Input:
= = = = =
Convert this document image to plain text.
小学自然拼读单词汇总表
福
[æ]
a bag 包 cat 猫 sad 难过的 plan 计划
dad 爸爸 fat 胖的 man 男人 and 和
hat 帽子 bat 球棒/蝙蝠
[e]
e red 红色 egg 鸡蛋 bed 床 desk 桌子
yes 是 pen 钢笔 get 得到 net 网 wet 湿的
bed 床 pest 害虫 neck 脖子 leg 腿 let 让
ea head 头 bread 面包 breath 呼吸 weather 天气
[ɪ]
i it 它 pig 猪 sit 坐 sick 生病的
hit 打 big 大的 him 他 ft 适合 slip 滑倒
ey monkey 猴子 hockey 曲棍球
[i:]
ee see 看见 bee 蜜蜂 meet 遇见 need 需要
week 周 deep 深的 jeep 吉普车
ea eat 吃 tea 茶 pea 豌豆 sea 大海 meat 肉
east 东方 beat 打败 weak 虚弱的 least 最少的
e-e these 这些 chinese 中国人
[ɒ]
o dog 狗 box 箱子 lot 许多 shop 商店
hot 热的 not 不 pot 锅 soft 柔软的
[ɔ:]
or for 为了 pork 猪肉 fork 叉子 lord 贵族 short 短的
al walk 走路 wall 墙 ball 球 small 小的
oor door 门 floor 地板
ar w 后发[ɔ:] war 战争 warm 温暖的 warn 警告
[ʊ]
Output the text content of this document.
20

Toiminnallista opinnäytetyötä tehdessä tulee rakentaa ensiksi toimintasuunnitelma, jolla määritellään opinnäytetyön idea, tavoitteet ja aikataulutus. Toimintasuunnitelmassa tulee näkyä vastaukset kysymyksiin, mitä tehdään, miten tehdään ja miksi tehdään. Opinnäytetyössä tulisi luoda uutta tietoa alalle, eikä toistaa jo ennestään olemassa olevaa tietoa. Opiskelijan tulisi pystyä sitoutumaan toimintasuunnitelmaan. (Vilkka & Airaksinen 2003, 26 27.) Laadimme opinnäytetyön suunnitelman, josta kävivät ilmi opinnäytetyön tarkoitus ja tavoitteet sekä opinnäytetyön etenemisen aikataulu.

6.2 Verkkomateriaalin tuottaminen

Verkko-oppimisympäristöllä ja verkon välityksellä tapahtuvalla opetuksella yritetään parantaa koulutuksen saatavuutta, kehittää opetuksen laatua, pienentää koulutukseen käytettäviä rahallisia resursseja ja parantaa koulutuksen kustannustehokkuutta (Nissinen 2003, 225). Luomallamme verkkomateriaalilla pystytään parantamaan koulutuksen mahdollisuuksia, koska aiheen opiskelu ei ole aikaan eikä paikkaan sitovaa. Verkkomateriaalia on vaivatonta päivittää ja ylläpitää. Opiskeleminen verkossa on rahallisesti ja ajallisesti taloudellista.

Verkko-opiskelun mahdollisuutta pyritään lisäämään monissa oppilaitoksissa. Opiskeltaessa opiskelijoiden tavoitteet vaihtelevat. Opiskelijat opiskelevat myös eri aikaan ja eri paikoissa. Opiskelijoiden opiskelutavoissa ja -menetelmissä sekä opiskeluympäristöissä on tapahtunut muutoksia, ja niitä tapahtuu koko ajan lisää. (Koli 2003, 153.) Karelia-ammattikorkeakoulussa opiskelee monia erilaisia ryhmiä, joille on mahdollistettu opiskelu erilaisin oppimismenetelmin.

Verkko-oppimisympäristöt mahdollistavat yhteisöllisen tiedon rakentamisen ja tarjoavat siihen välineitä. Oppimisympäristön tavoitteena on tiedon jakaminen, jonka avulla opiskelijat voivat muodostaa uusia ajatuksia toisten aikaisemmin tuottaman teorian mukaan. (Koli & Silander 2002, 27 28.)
= = = = =
Description of the task: Repeat all entries. Match them exactly.

Full solution:
Convert this document image to plain text.
小学自然拼读单词汇总表
福
[æ]
a bag 包 cat 猫 sad 难过的 plan 计划
dad 爸爸 fat 胖的 man 男人 and 和
hat 帽子 bat 球棒/蝙蝠
[e]
e red 红色 egg 鸡蛋 bed 床 desk 桌子
yes 是 pen 钢笔 get 得到 net 网 wet 湿的
bed 床 pest 害虫 neck 脖子 leg 腿 let 让
ea head 头 bread 面包 breath 呼吸 weather 天气
[ɪ]
i it 它 pig 猪 sit 坐 sick 生病的
hit 打 big 大的 him 他 ft 适合 slip 滑倒
ey monkey 猴子 hockey 曲棍球
[i:]
ee see 看见 bee 蜜蜂 meet 遇见 need 需要
week 周 deep 深的 jeep 吉普车
ea eat 吃 tea 茶 pea 豌豆 sea 大海 meat 肉
east 东方 beat 打败 weak 虚弱的 least 最少的
e-e these 这些 chinese 中国人
[ɒ]
o dog 狗 box 箱子 lot 许多 shop 商店
hot 热的 not 不 pot 锅 soft 柔软的
[ɔ:]
or for 为了 pork 猪肉 fork 叉子 lord 贵族 short 短的
al walk 走路 wall 墙 ball 球 small 小的
oor door 门 floor 地板
ar w 后发[ɔ:] war 战争 warm 温暖的 warn 警告
[ʊ]
Output the text content of this document.
20

Toiminnallista opinnäytetyötä tehdessä tulee rakentaa ensiksi toimintasuunnitelma, jolla määritellään opinnäytetyön idea, tavoitteet ja aikataulutus. Toimintasuunnitelmassa tulee näkyä vastaukset kysymyksiin, mitä tehdään, miten tehdään ja miksi tehdään. Opinnäytetyössä tulisi luoda uutta tietoa alalle, eikä toistaa jo ennestään olemassa olevaa tietoa. Opiskelijan tulisi pystyä sitoutumaan toimintasuunnitelmaan. (Vilkka & Airaksinen 2003, 26 27.) Laadimme opinnäytetyön suunnitelman, josta kävivät ilmi opinnäytetyön tarkoitus ja tavoitteet sekä opinnäytetyön etenemisen aikataulu.

6.2 Verkkomateriaalin tuottaminen

Verkko-oppimisympäristöllä ja verkon välityksellä tapahtuvalla opetuksella yritetään parantaa koulutuksen saatavuutta, kehittää opetuksen laatua, pienentää koulutukseen käytettäviä rahallisia resursseja ja parantaa koulutuksen kustannustehokkuutta (Nissinen 2003, 225). Luomallamme verkkomateriaalilla pystytään parantamaan koulutuksen mahdollisuuksia, koska aiheen opiskelu ei ole aikaan eikä paikkaan sitovaa. Verkkomateriaalia on vaivatonta päivittää ja ylläpitää. Opiskeleminen verkossa on rahallisesti ja ajallisesti taloudellista.

Verkko-opiskelun mahdollisuutta pyritään lisäämään monissa oppilaitoksissa. Opiskeltaessa opiskelijoiden tavoitteet vaihtelevat. Opiskelijat opiskelevat myös eri aikaan ja eri paikoissa. Opiskelijoiden opiskelutavoissa ja -menetelmissä sekä opiskeluympäristöissä on tapahtunut muutoksia, ja niitä tapahtuu koko ajan lisää. (Koli 2003, 153.) Karelia-ammattikorkeakoulussa opiskelee monia erilaisia ryhmiä, joille on mahdollistettu opiskelu erilaisin oppimismenetelmin.

Verkko-oppimisympäristöt mahdollistavat yhteisöllisen tiedon rakentamisen ja tarjoavat siihen välineitä. Oppimisympäristön tavoitteena on tiedon jakaminen, jonka avulla opiskelijat voivat muodostaa uusia ajatuksia toisten aikaisemmin tuottaman teorian mukaan. (Koli & Silander 2002, 27 28.)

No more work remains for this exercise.